▸ **EXERCISE DIRECTIONS**
Reproduce all of the material exactly as shown.

### THE RECORDS ###

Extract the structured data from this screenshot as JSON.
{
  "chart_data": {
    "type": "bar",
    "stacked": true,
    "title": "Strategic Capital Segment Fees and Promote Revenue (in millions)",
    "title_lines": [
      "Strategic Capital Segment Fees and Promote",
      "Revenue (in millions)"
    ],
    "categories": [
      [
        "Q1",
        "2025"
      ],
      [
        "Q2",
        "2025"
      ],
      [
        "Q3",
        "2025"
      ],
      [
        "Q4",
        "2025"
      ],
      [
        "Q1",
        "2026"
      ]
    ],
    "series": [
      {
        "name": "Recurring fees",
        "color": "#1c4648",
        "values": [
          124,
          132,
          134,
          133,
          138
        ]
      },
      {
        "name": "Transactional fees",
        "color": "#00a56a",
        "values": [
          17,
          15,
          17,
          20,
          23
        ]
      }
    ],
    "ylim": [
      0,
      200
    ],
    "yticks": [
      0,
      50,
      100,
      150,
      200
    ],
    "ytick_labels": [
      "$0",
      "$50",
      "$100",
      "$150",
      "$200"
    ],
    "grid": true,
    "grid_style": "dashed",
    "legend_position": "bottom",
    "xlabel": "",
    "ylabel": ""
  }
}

###

▸ **TASK OUTPUT**
Extract the structured data from this screenshot as JSON.
{
  "chart_data": {
    "type": "bar",
    "stacked": true,
    "title": "Strategic Capital Segment Fees and Promote Revenue (in millions)",
    "title_lines": [
      "Strategic Capital Segment Fees and Promote",
      "Revenue (in millions)"
    ],
    "categories": [
      [
        "Q1",
        "2025"
      ],
      [
        "Q2",
        "2025"
      ],
      [
        "Q3",
        "2025"
      ],
      [
        "Q4",
        "2025"
      ],
      [
        "Q1",
        "2026"
      ]
    ],
    "series": [
      {
        "name": "Recurring fees",
        "color": "#1c4648",
        "values": [
          124,
          132,
          134,
          133,
          138
        ]
      },
      {
        "name": "Transactional fees",
        "color": "#00a56a",
        "values": [
          17,
          15,
          17,
          20,
          23
        ]
      }
    ],
    "ylim": [
      0,
      200
    ],
    "yticks": [
      0,
      50,
      100,
      150,
      200
    ],
    "ytick_labels": [
      "$0",
      "$50",
      "$100",
      "$150",
      "$200"
    ],
    "grid": true,
    "grid_style": "dashed",
    "legend_position": "bottom",
    "xlabel": "",
    "ylabel": ""
  }
}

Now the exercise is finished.